> **OBJECTIVE**
Extract, word for word, each line from the line holding "Enumerate this screenshot's" through the end of the records. Omit every picture.

(Collected data entries)
%%
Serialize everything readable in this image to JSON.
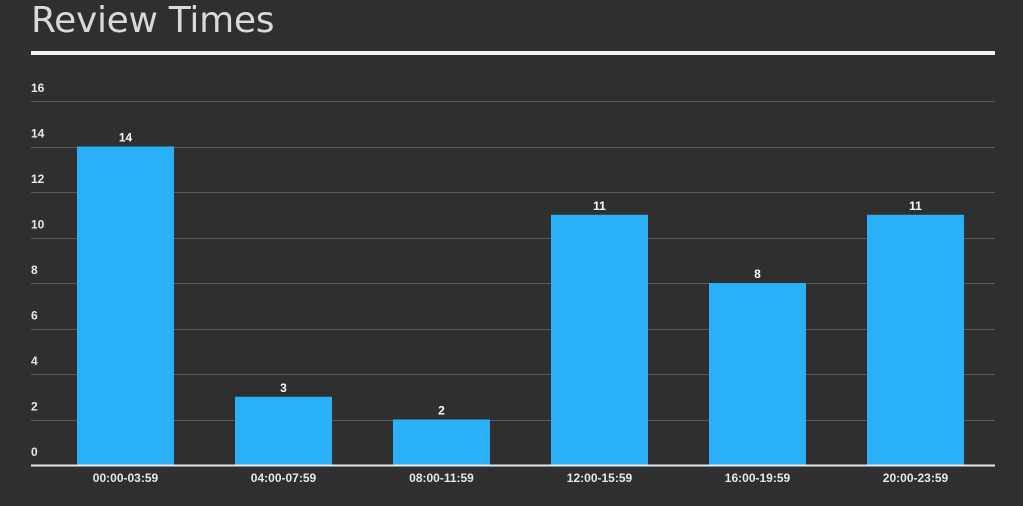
{
  "chart_data": {
    "type": "bar",
    "title": "Review Times",
    "categories": [
      "00:00-03:59",
      "04:00-07:59",
      "08:00-11:59",
      "12:00-15:59",
      "16:00-19:59",
      "20:00-23:59"
    ],
    "values": [
      14,
      3,
      2,
      11,
      8,
      11
    ],
    "ylim": [
      0,
      16
    ],
    "yticks": [
      0,
      2,
      4,
      6,
      8,
      10,
      12,
      14,
      16
    ],
    "xlabel": "",
    "ylabel": "",
    "grid": true,
    "data_labels": true,
    "legend": "none"
  },
  "colors": {
    "background": "#2f2f2f",
    "bar": "#29b0f6",
    "grid": "#5a5a5a",
    "axis": "#e8e8e8",
    "text": "#e8e8e8"
  }
}
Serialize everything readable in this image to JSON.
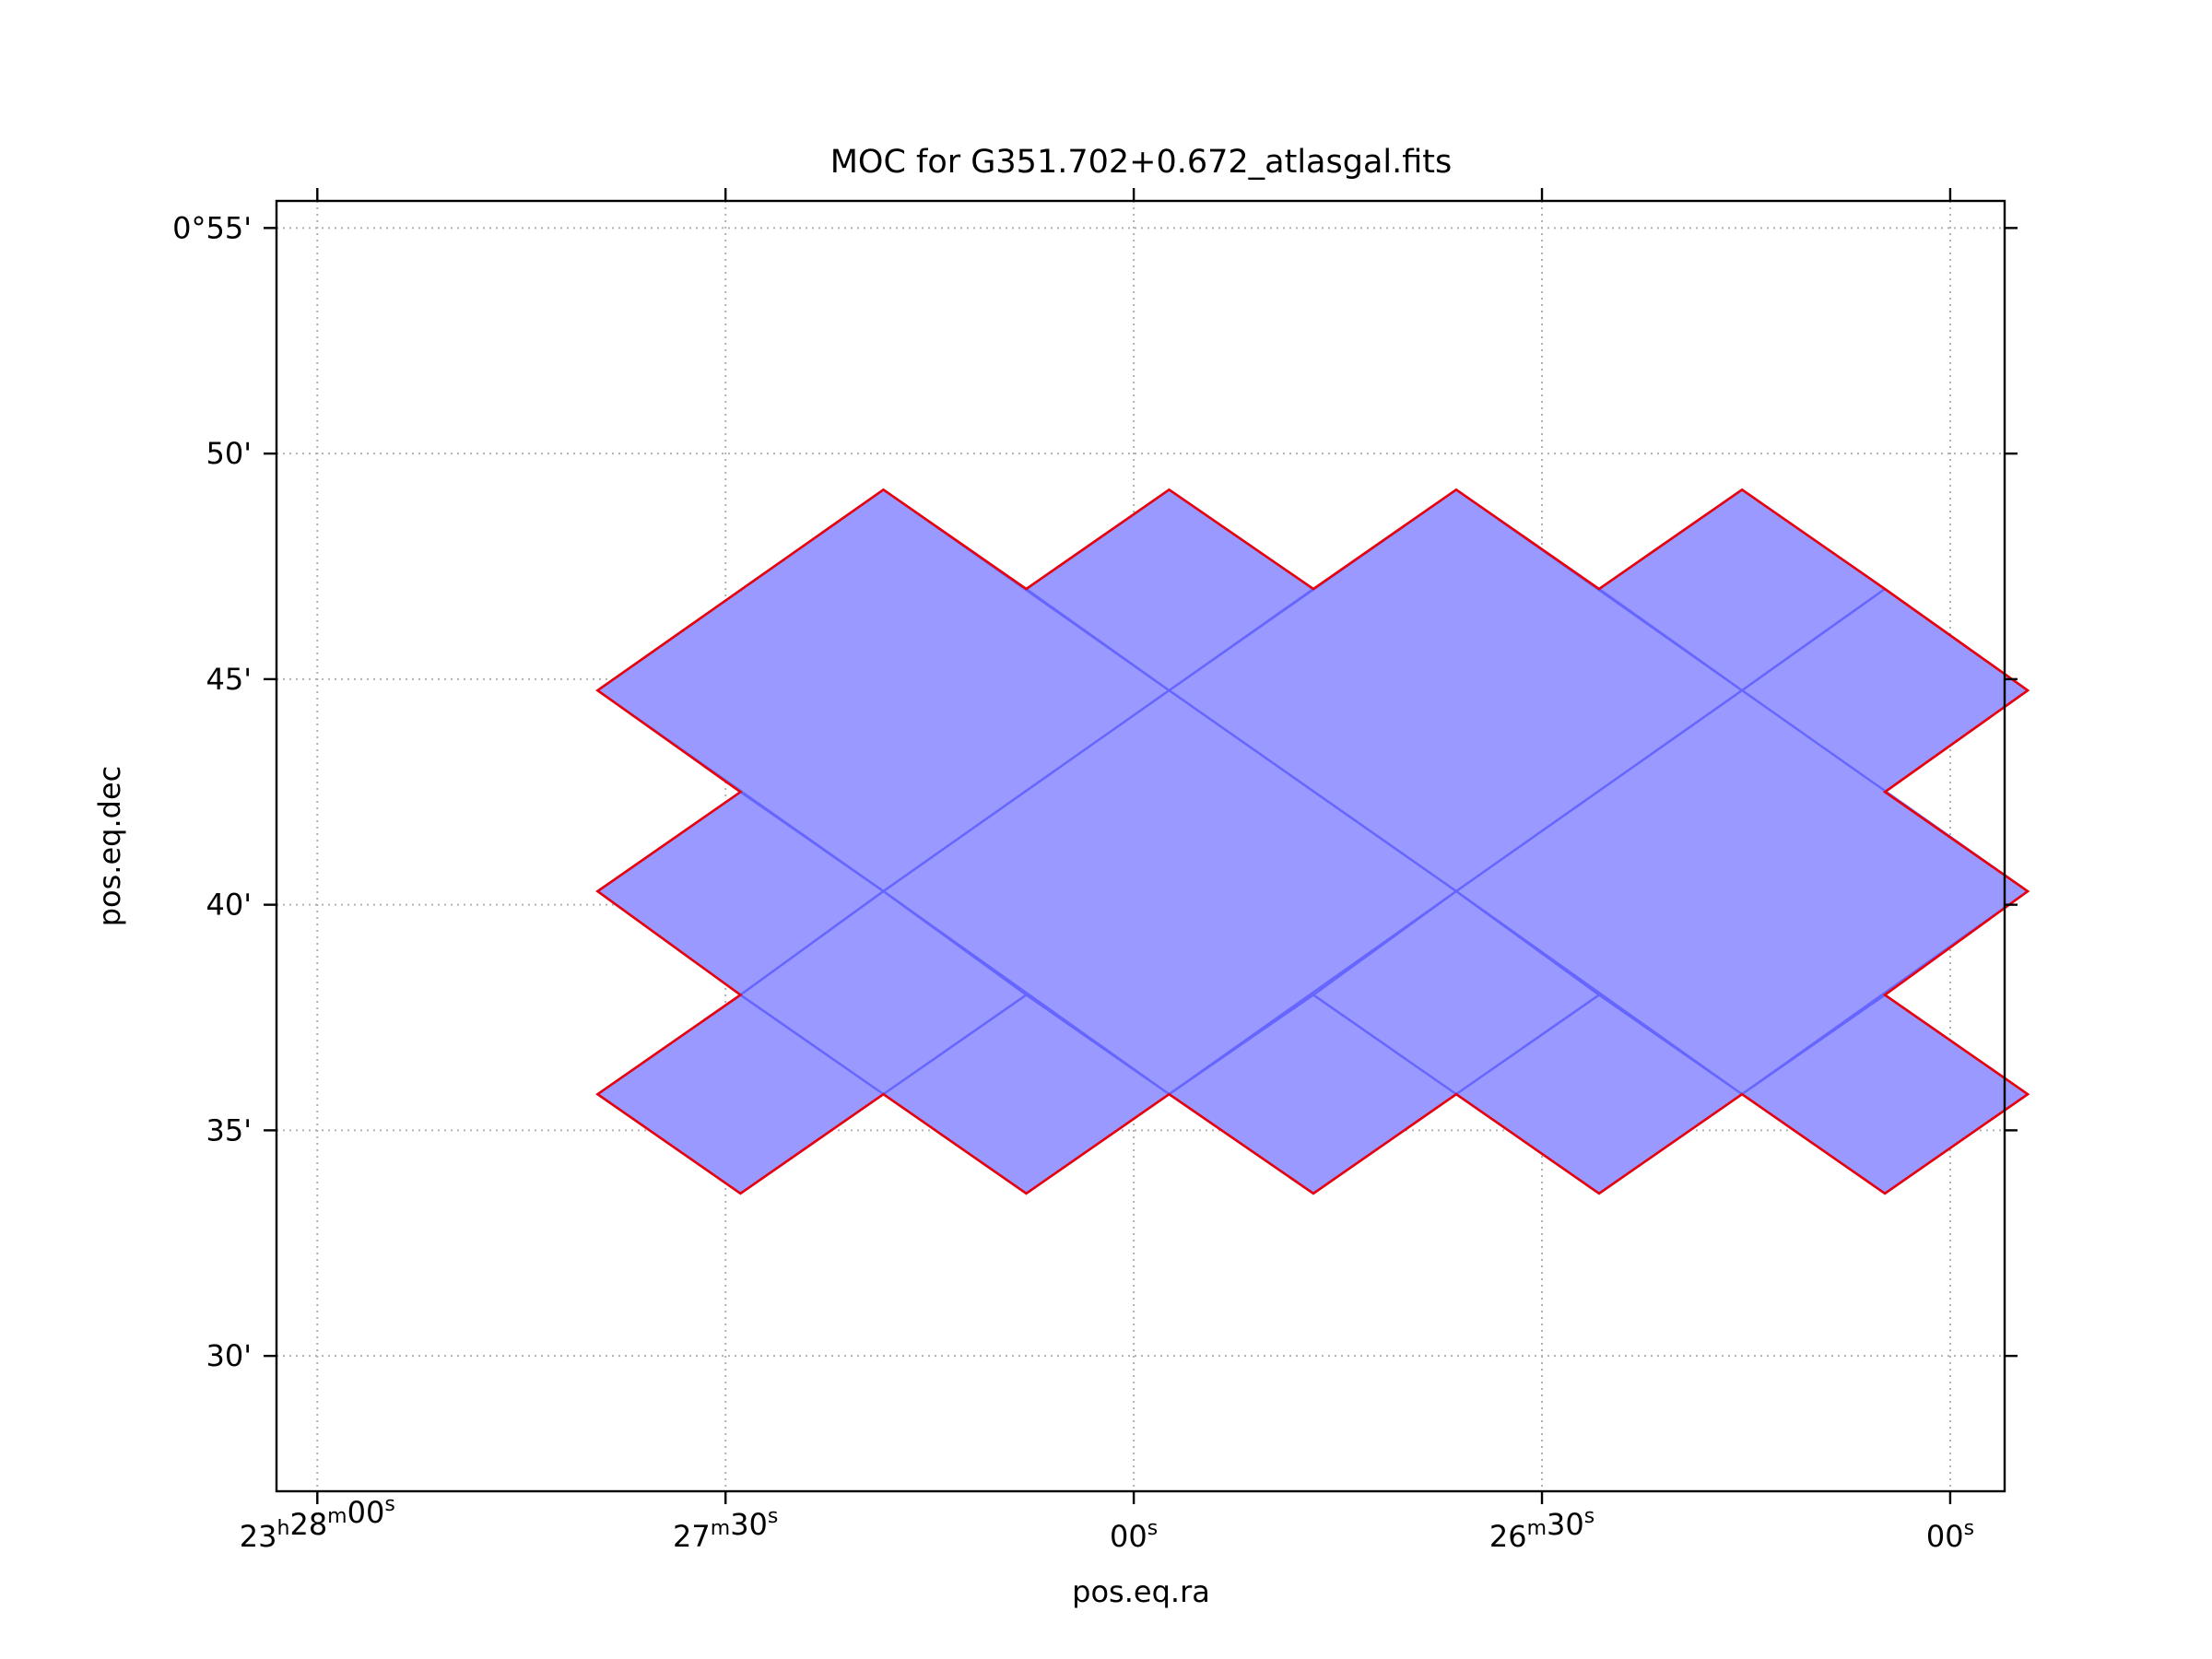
{
  "chart_data": {
    "type": "area",
    "title": "MOC for G351.702+0.672_atlasgal.fits",
    "xlabel": "pos.eq.ra",
    "ylabel": "pos.eq.dec",
    "x_unit": "seconds of RA offset from 23h28m00s (increasing to the right = decreasing RA)",
    "xlim": [
      -3,
      124
    ],
    "ylim": [
      27.0,
      55.6
    ],
    "grid": true,
    "x_ticks": [
      {
        "value": 0,
        "h": "23",
        "m": "28",
        "s": "00"
      },
      {
        "value": 30,
        "h": "",
        "m": "27",
        "s": "30"
      },
      {
        "value": 60,
        "h": "",
        "m": "",
        "s": "00"
      },
      {
        "value": 90,
        "h": "",
        "m": "26",
        "s": "30"
      },
      {
        "value": 120,
        "h": "",
        "m": "",
        "s": "00"
      }
    ],
    "y_ticks": [
      {
        "value": 55,
        "label": "0°55'"
      },
      {
        "value": 50,
        "label": "50'"
      },
      {
        "value": 45,
        "label": "45'"
      },
      {
        "value": 40,
        "label": "40'"
      },
      {
        "value": 35,
        "label": "35'"
      },
      {
        "value": 30,
        "label": "30'"
      }
    ],
    "fill_color": "#9999ff",
    "inner_edge_color": "#6666ff",
    "boundary_color": "#e8000b",
    "cells": [
      {
        "name": "top-big-1",
        "points": [
          [
            41.6,
            49.2
          ],
          [
            62.6,
            44.75
          ],
          [
            41.6,
            40.3
          ],
          [
            20.6,
            44.75
          ]
        ]
      },
      {
        "name": "top-big-2",
        "points": [
          [
            83.7,
            49.2
          ],
          [
            104.7,
            44.75
          ],
          [
            83.7,
            40.3
          ],
          [
            62.6,
            44.75
          ]
        ]
      },
      {
        "name": "top-small-1",
        "points": [
          [
            62.6,
            49.2
          ],
          [
            73.2,
            47.0
          ],
          [
            62.6,
            44.75
          ],
          [
            52.1,
            47.0
          ]
        ]
      },
      {
        "name": "top-small-2",
        "points": [
          [
            104.7,
            49.2
          ],
          [
            115.2,
            47.0
          ],
          [
            104.7,
            44.75
          ],
          [
            94.2,
            47.0
          ]
        ]
      },
      {
        "name": "right-small-1",
        "points": [
          [
            115.2,
            47.0
          ],
          [
            125.7,
            44.75
          ],
          [
            115.2,
            42.5
          ],
          [
            104.7,
            44.75
          ]
        ]
      },
      {
        "name": "mid-big-1",
        "points": [
          [
            62.6,
            44.75
          ],
          [
            83.7,
            40.3
          ],
          [
            62.6,
            35.8
          ],
          [
            41.6,
            40.3
          ]
        ]
      },
      {
        "name": "mid-big-2",
        "points": [
          [
            104.7,
            44.75
          ],
          [
            125.7,
            40.3
          ],
          [
            104.7,
            35.8
          ],
          [
            83.7,
            40.3
          ]
        ]
      },
      {
        "name": "left-small-1",
        "points": [
          [
            31.1,
            42.5
          ],
          [
            41.6,
            40.3
          ],
          [
            31.1,
            38.0
          ],
          [
            20.6,
            40.3
          ]
        ]
      },
      {
        "name": "bottom-small-1",
        "points": [
          [
            41.6,
            40.3
          ],
          [
            52.1,
            38.0
          ],
          [
            41.6,
            35.8
          ],
          [
            31.1,
            38.0
          ]
        ]
      },
      {
        "name": "bottom-small-2",
        "points": [
          [
            83.7,
            40.3
          ],
          [
            94.2,
            38.0
          ],
          [
            83.7,
            35.8
          ],
          [
            73.2,
            38.0
          ]
        ]
      },
      {
        "name": "bottom-small-3",
        "points": [
          [
            31.1,
            38.0
          ],
          [
            41.6,
            35.8
          ],
          [
            31.1,
            33.6
          ],
          [
            20.6,
            35.8
          ]
        ]
      },
      {
        "name": "bottom-small-4",
        "points": [
          [
            52.1,
            38.0
          ],
          [
            62.6,
            35.8
          ],
          [
            52.1,
            33.6
          ],
          [
            41.6,
            35.8
          ]
        ]
      },
      {
        "name": "bottom-small-5",
        "points": [
          [
            73.2,
            38.0
          ],
          [
            83.7,
            35.8
          ],
          [
            73.2,
            33.6
          ],
          [
            62.6,
            35.8
          ]
        ]
      },
      {
        "name": "bottom-small-6",
        "points": [
          [
            94.2,
            38.0
          ],
          [
            104.7,
            35.8
          ],
          [
            94.2,
            33.6
          ],
          [
            83.7,
            35.8
          ]
        ]
      },
      {
        "name": "bottom-small-7",
        "points": [
          [
            115.2,
            38.0
          ],
          [
            125.7,
            35.8
          ],
          [
            115.2,
            33.6
          ],
          [
            104.7,
            35.8
          ]
        ]
      }
    ],
    "boundary": [
      [
        20.6,
        44.75
      ],
      [
        41.6,
        49.2
      ],
      [
        52.1,
        47.0
      ],
      [
        62.6,
        49.2
      ],
      [
        73.2,
        47.0
      ],
      [
        83.7,
        49.2
      ],
      [
        94.2,
        47.0
      ],
      [
        104.7,
        49.2
      ],
      [
        115.2,
        47.0
      ],
      [
        125.7,
        44.75
      ],
      [
        115.2,
        42.5
      ],
      [
        125.7,
        40.3
      ],
      [
        115.2,
        38.0
      ],
      [
        125.7,
        35.8
      ],
      [
        115.2,
        33.6
      ],
      [
        104.7,
        35.8
      ],
      [
        94.2,
        33.6
      ],
      [
        83.7,
        35.8
      ],
      [
        73.2,
        33.6
      ],
      [
        62.6,
        35.8
      ],
      [
        52.1,
        33.6
      ],
      [
        41.6,
        35.8
      ],
      [
        31.1,
        33.6
      ],
      [
        20.6,
        35.8
      ],
      [
        31.1,
        38.0
      ],
      [
        20.6,
        40.3
      ],
      [
        31.1,
        42.5
      ],
      [
        20.6,
        44.75
      ]
    ]
  }
}
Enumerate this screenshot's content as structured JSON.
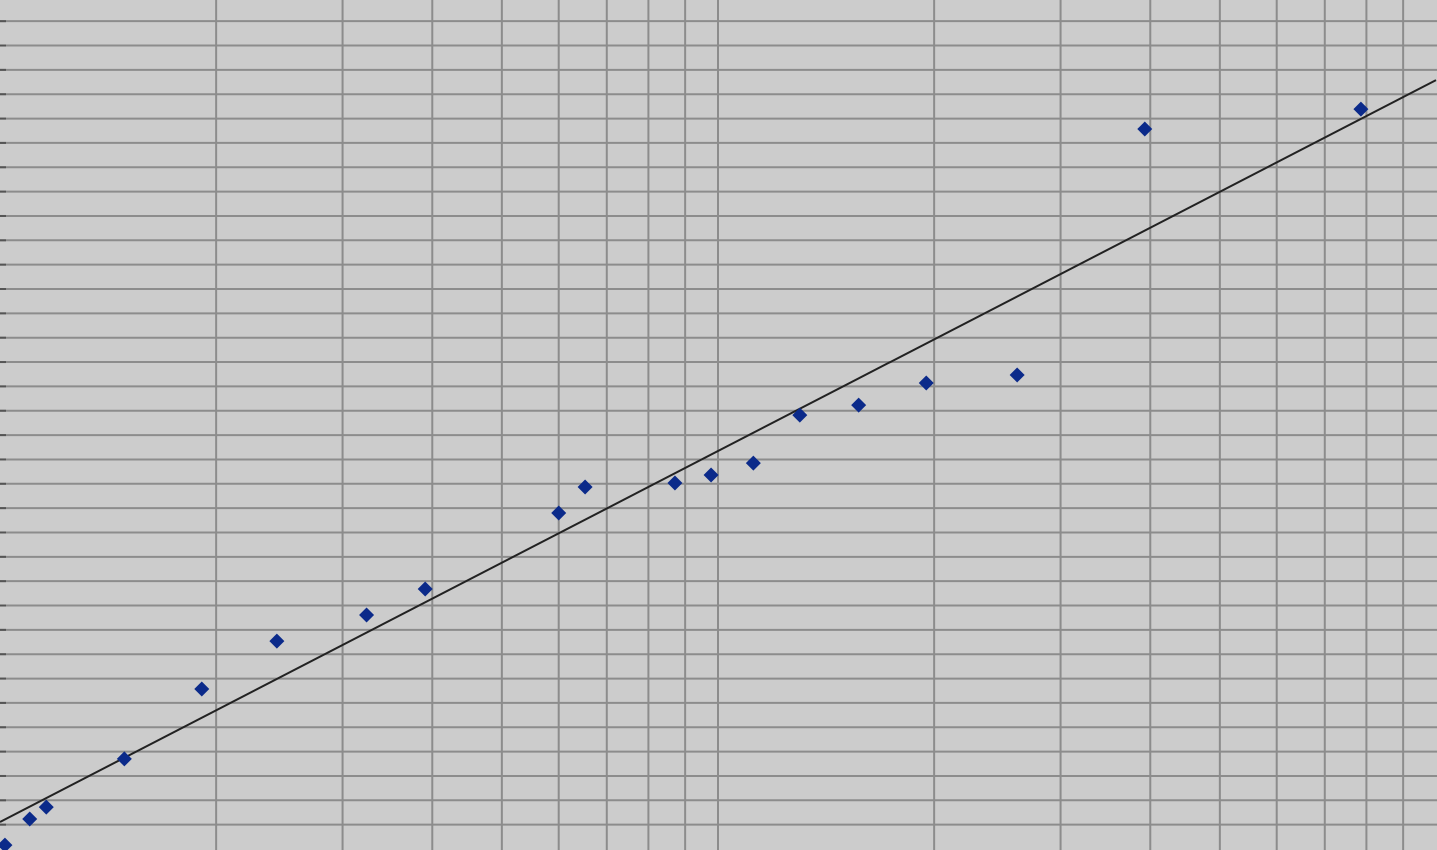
{
  "chart_data": {
    "type": "scatter",
    "xscale": "log",
    "xlim": [
      1,
      100
    ],
    "ylim": [
      0,
      34.87
    ],
    "xticks": [
      2,
      3,
      4,
      5,
      6,
      7,
      8,
      9,
      10,
      20,
      30,
      40,
      50,
      60,
      70,
      80,
      90
    ],
    "yticks": [
      1,
      2,
      3,
      4,
      5,
      6,
      7,
      8,
      9,
      10,
      11,
      12,
      13,
      14,
      15,
      16,
      17,
      18,
      19,
      20,
      21,
      22,
      23,
      24,
      25,
      26,
      27,
      28,
      29,
      30,
      31,
      32,
      33,
      34
    ],
    "grid": true,
    "background": "#cccccc",
    "grid_color": "#8c8c8c",
    "series": [
      {
        "color": "#0b2a8a",
        "marker": "diamond",
        "x": [
          1.016,
          1.1,
          1.16,
          1.49,
          1.91,
          2.43,
          3.24,
          3.91,
          6.0,
          6.53,
          8.71,
          9.78,
          11.2,
          13.0,
          15.7,
          19.5,
          26.1,
          39.3,
          78.6
        ],
        "values": [
          0.16,
          1.23,
          1.72,
          3.7,
          6.57,
          8.54,
          9.61,
          10.68,
          13.8,
          14.87,
          15.03,
          15.36,
          15.85,
          17.82,
          18.23,
          19.14,
          19.47,
          29.57,
          30.39
        ]
      },
      {
        "color": "#222222",
        "marker": "line",
        "x": [
          1,
          100
        ],
        "values": [
          1.11,
          31.58
        ]
      }
    ]
  }
}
%%
> **WRITTEN SOLUTION**
Enumerate this screenshot's content as structured JSON.
{
  "chart_data": {
    "type": "scatter",
    "xscale": "log",
    "xlim": [
      1,
      100
    ],
    "ylim": [
      0,
      34.87
    ],
    "xticks": [
      2,
      3,
      4,
      5,
      6,
      7,
      8,
      9,
      10,
      20,
      30,
      40,
      50,
      60,
      70,
      80,
      90
    ],
    "yticks": [
      1,
      2,
      3,
      4,
      5,
      6,
      7,
      8,
      9,
      10,
      11,
      12,
      13,
      14,
      15,
      16,
      17,
      18,
      19,
      20,
      21,
      22,
      23,
      24,
      25,
      26,
      27,
      28,
      29,
      30,
      31,
      32,
      33,
      34
    ],
    "grid": true,
    "background": "#cccccc",
    "grid_color": "#8c8c8c",
    "series": [
      {
        "color": "#0b2a8a",
        "marker": "diamond",
        "x": [
          1.016,
          1.1,
          1.16,
          1.49,
          1.91,
          2.43,
          3.24,
          3.91,
          6.0,
          6.53,
          8.71,
          9.78,
          11.2,
          13.0,
          15.7,
          19.5,
          26.1,
          39.3,
          78.6
        ],
        "values": [
          0.16,
          1.23,
          1.72,
          3.7,
          6.57,
          8.54,
          9.61,
          10.68,
          13.8,
          14.87,
          15.03,
          15.36,
          15.85,
          17.82,
          18.23,
          19.14,
          19.47,
          29.57,
          30.39
        ]
      },
      {
        "color": "#222222",
        "marker": "line",
        "x": [
          1,
          100
        ],
        "values": [
          1.11,
          31.58
        ]
      }
    ]
  }
}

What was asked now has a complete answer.